Given information:
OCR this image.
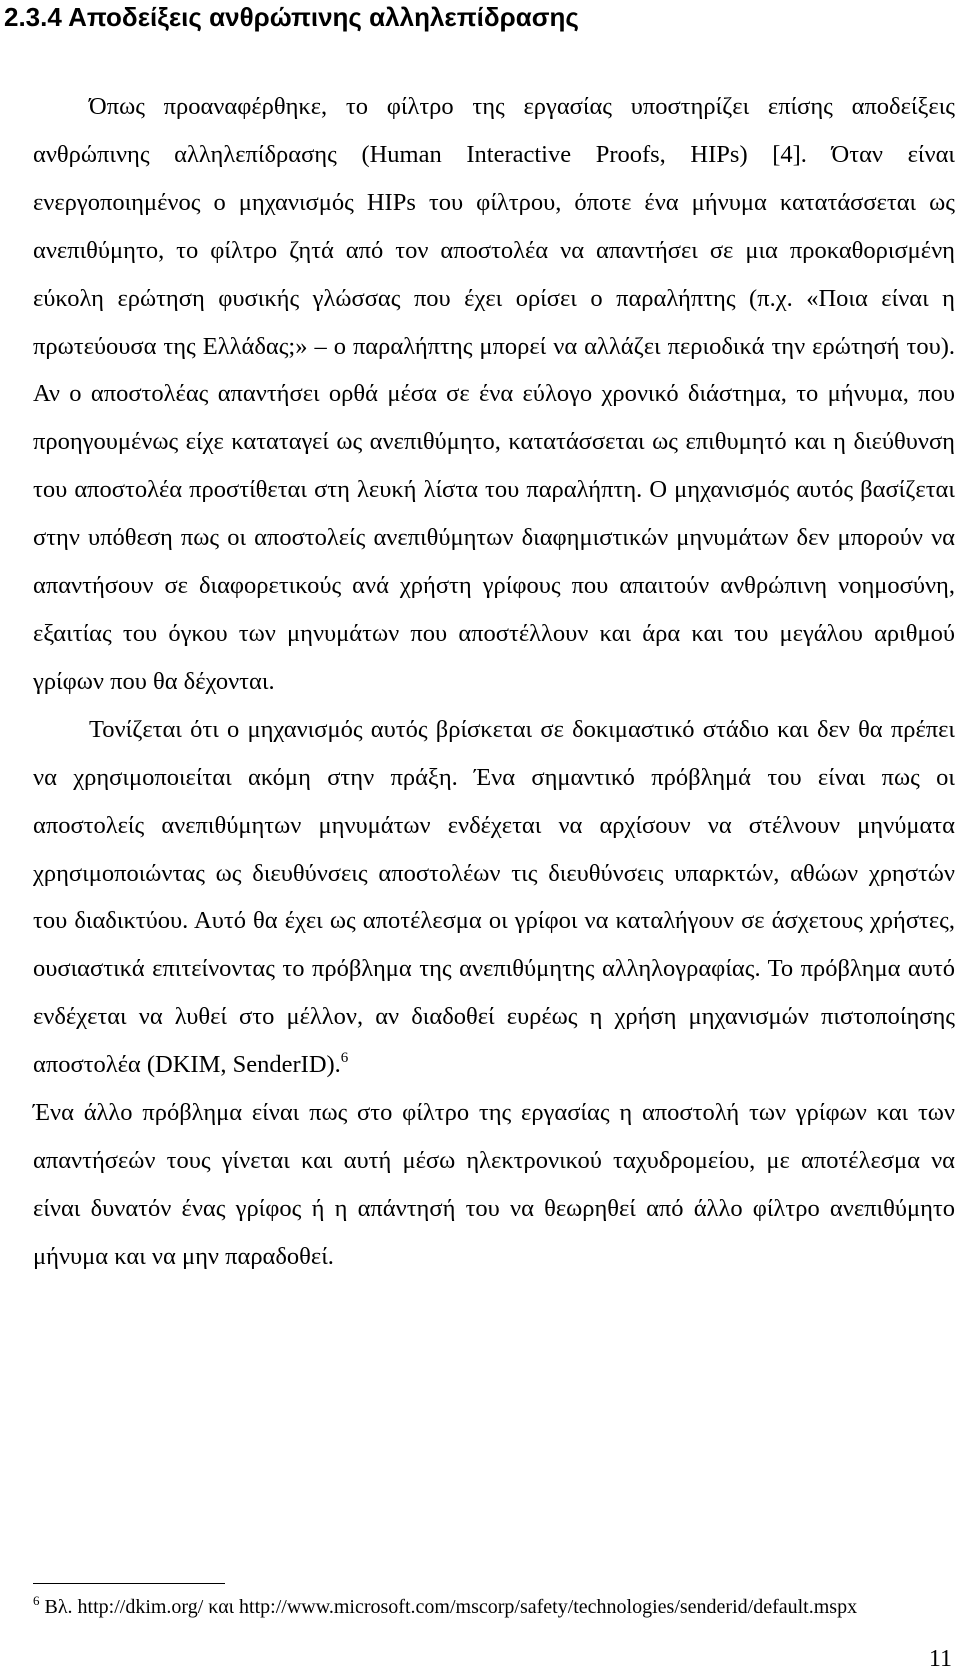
2.3.4 Αποδείξεις ανθρώπινης αλληλεπίδρασης

Όπως προαναφέρθηκε, το φίλτρο της εργασίας υποστηρίζει επίσης αποδείξεις ανθρώπινης αλληλεπίδρασης (Human Interactive Proofs, HIPs) [4]. Όταν είναι ενεργοποιημένος ο μηχανισμός HIPs του φίλτρου, όποτε ένα μήνυμα κατατάσσεται ως ανεπιθύμητο, το φίλτρο ζητά από τον αποστολέα να απαντήσει σε μια προκαθορισμένη εύκολη ερώτηση φυσικής γλώσσας που έχει ορίσει ο παραλήπτης (π.χ. «Ποια είναι η πρωτεύουσα της Ελλάδας;» – ο παραλήπτης μπορεί να αλλάζει περιοδικά την ερώτησή του). Αν ο αποστολέας απαντήσει ορθά μέσα σε ένα εύλογο χρονικό διάστημα, το μήνυμα, που προηγουμένως είχε καταταγεί ως ανεπιθύμητο, κατατάσσεται ως επιθυμητό και η διεύθυνση του αποστολέα προστίθεται στη λευκή λίστα του παραλήπτη. Ο μηχανισμός αυτός βασίζεται στην υπόθεση πως οι αποστολείς ανεπιθύμητων διαφημιστικών μηνυμάτων δεν μπορούν να απαντήσουν σε διαφορετικούς ανά χρήστη γρίφους που απαιτούν ανθρώπινη νοημοσύνη, εξαιτίας του όγκου των μηνυμάτων που αποστέλλουν και άρα και του μεγάλου αριθμού γρίφων που θα δέχονται.

Τονίζεται ότι ο μηχανισμός αυτός βρίσκεται σε δοκιμαστικό στάδιο και δεν θα πρέπει να χρησιμοποιείται ακόμη στην πράξη. Ένα σημαντικό πρόβλημά του είναι πως οι αποστολείς ανεπιθύμητων μηνυμάτων ενδέχεται να αρχίσουν να στέλνουν μηνύματα χρησιμοποιώντας ως διευθύνσεις αποστολέων τις διευθύνσεις υπαρκτών, αθώων χρηστών του διαδικτύου. Αυτό θα έχει ως αποτέλεσμα οι γρίφοι να καταλήγουν σε άσχετους χρήστες, ουσιαστικά επιτείνοντας το πρόβλημα της ανεπιθύμητης αλληλογραφίας. Το πρόβλημα αυτό ενδέχεται να λυθεί στο μέλλον, αν διαδοθεί ευρέως η χρήση μηχανισμών πιστοποίησης αποστολέα (DKIM, SenderID).$^6$

Ένα άλλο πρόβλημα είναι πως στο φίλτρο της εργασίας η αποστολή των γρίφων και των απαντήσεών τους γίνεται και αυτή μέσω ηλεκτρονικού ταχυδρομείου, με αποτέλεσμα να είναι δυνατόν ένας γρίφος ή η απάντησή του να θεωρηθεί από άλλο φίλτρο ανεπιθύμητο μήνυμα και να μην παραδοθεί.

$^6$ Βλ. http://dkim.org/ και http://www.microsoft.com/mscorp/safety/technologies/senderid/default.mspx

11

Set task:
Above are records with pictures; repeat the records exactly and leave the pictures out.

Response:
OCR this image.
2.3.4 Αποδείξεις ανθρώπινης αλληλεπίδρασης

Όπως προαναφέρθηκε, το φίλτρο της εργασίας υποστηρίζει επίσης αποδείξεις ανθρώπινης αλληλεπίδρασης (Human Interactive Proofs, HIPs) [4]. Όταν είναι ενεργοποιημένος ο μηχανισμός HIPs του φίλτρου, όποτε ένα μήνυμα κατατάσσεται ως ανεπιθύμητο, το φίλτρο ζητά από τον αποστολέα να απαντήσει σε μια προκαθορισμένη εύκολη ερώτηση φυσικής γλώσσας που έχει ορίσει ο παραλήπτης (π.χ. «Ποια είναι η πρωτεύουσα της Ελλάδας;» – ο παραλήπτης μπορεί να αλλάζει περιοδικά την ερώτησή του). Αν ο αποστολέας απαντήσει ορθά μέσα σε ένα εύλογο χρονικό διάστημα, το μήνυμα, που προηγουμένως είχε καταταγεί ως ανεπιθύμητο, κατατάσσεται ως επιθυμητό και η διεύθυνση του αποστολέα προστίθεται στη λευκή λίστα του παραλήπτη. Ο μηχανισμός αυτός βασίζεται στην υπόθεση πως οι αποστολείς ανεπιθύμητων διαφημιστικών μηνυμάτων δεν μπορούν να απαντήσουν σε διαφορετικούς ανά χρήστη γρίφους που απαιτούν ανθρώπινη νοημοσύνη, εξαιτίας του όγκου των μηνυμάτων που αποστέλλουν και άρα και του μεγάλου αριθμού γρίφων που θα δέχονται.

Τονίζεται ότι ο μηχανισμός αυτός βρίσκεται σε δοκιμαστικό στάδιο και δεν θα πρέπει να χρησιμοποιείται ακόμη στην πράξη. Ένα σημαντικό πρόβλημά του είναι πως οι αποστολείς ανεπιθύμητων μηνυμάτων ενδέχεται να αρχίσουν να στέλνουν μηνύματα χρησιμοποιώντας ως διευθύνσεις αποστολέων τις διευθύνσεις υπαρκτών, αθώων χρηστών του διαδικτύου. Αυτό θα έχει ως αποτέλεσμα οι γρίφοι να καταλήγουν σε άσχετους χρήστες, ουσιαστικά επιτείνοντας το πρόβλημα της ανεπιθύμητης αλληλογραφίας. Το πρόβλημα αυτό ενδέχεται να λυθεί στο μέλλον, αν διαδοθεί ευρέως η χρήση μηχανισμών πιστοποίησης αποστολέα (DKIM, SenderID).$^6$

Ένα άλλο πρόβλημα είναι πως στο φίλτρο της εργασίας η αποστολή των γρίφων και των απαντήσεών τους γίνεται και αυτή μέσω ηλεκτρονικού ταχυδρομείου, με αποτέλεσμα να είναι δυνατόν ένας γρίφος ή η απάντησή του να θεωρηθεί από άλλο φίλτρο ανεπιθύμητο μήνυμα και να μην παραδοθεί.

$^6$ Βλ. http://dkim.org/ και http://www.microsoft.com/mscorp/safety/technologies/senderid/default.mspx

11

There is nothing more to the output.